== SUPPLIED DATA ==
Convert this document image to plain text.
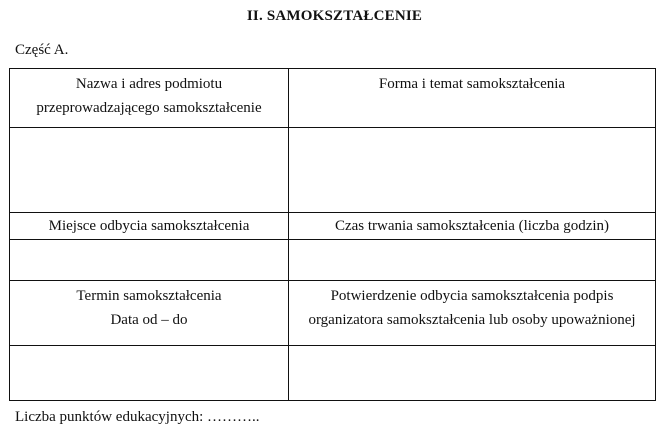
II. SAMOKSZTAŁCENIE
Część A.
Nazwa i adres podmiotu
przeprowadzającego samokształcenie	Forma i temat samokształcenia

Miejsce odbycia samokształcenia	Czas trwania samokształcenia (liczba godzin)

Termin samokształcenia
Data od – do	Potwierdzenie odbycia samokształcenia podpis
organizatora samokształcenia lub osoby upoważnionej

Liczba punktów edukacyjnych: ………..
===
Reproduce all the records verbatim, excluding images.

Convert this document image to plain text.
II. SAMOKSZTAŁCENIE
Część A.
Nazwa i adres podmiotu
przeprowadzającego samokształcenie	Forma i temat samokształcenia

Miejsce odbycia samokształcenia	Czas trwania samokształcenia (liczba godzin)

Termin samokształcenia
Data od – do	Potwierdzenie odbycia samokształcenia podpis
organizatora samokształcenia lub osoby upoważnionej

Liczba punktów edukacyjnych: ………..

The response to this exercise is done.